Copy everything in the data below exactly except the pictures.

Material »
-- Start --

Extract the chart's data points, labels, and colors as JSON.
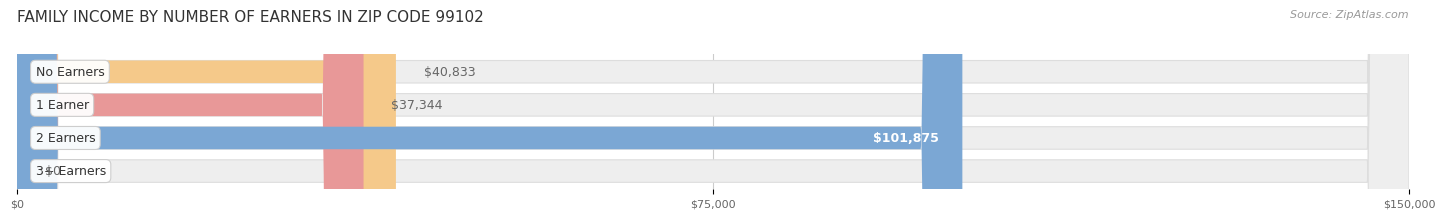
{
  "title": "FAMILY INCOME BY NUMBER OF EARNERS IN ZIP CODE 99102",
  "source": "Source: ZipAtlas.com",
  "categories": [
    "No Earners",
    "1 Earner",
    "2 Earners",
    "3+ Earners"
  ],
  "values": [
    40833,
    37344,
    101875,
    0
  ],
  "bar_colors": [
    "#F5C98A",
    "#E89898",
    "#7BA7D4",
    "#C5B3D5"
  ],
  "label_colors": [
    "#666666",
    "#666666",
    "#ffffff",
    "#666666"
  ],
  "bar_bg_color": "#EEEEEE",
  "background_color": "#ffffff",
  "xlim": [
    0,
    150000
  ],
  "xticks": [
    0,
    75000,
    150000
  ],
  "xtick_labels": [
    "$0",
    "$75,000",
    "$150,000"
  ],
  "title_fontsize": 11,
  "source_fontsize": 8,
  "value_fontsize": 9,
  "category_fontsize": 9
}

-- End --

Finished exercise »
Extract the chart's data points, labels, and colors as JSON.
{
  "title": "FAMILY INCOME BY NUMBER OF EARNERS IN ZIP CODE 99102",
  "source": "Source: ZipAtlas.com",
  "categories": [
    "No Earners",
    "1 Earner",
    "2 Earners",
    "3+ Earners"
  ],
  "values": [
    40833,
    37344,
    101875,
    0
  ],
  "bar_colors": [
    "#F5C98A",
    "#E89898",
    "#7BA7D4",
    "#C5B3D5"
  ],
  "label_colors": [
    "#666666",
    "#666666",
    "#ffffff",
    "#666666"
  ],
  "bar_bg_color": "#EEEEEE",
  "background_color": "#ffffff",
  "xlim": [
    0,
    150000
  ],
  "xticks": [
    0,
    75000,
    150000
  ],
  "xtick_labels": [
    "$0",
    "$75,000",
    "$150,000"
  ],
  "title_fontsize": 11,
  "source_fontsize": 8,
  "value_fontsize": 9,
  "category_fontsize": 9
}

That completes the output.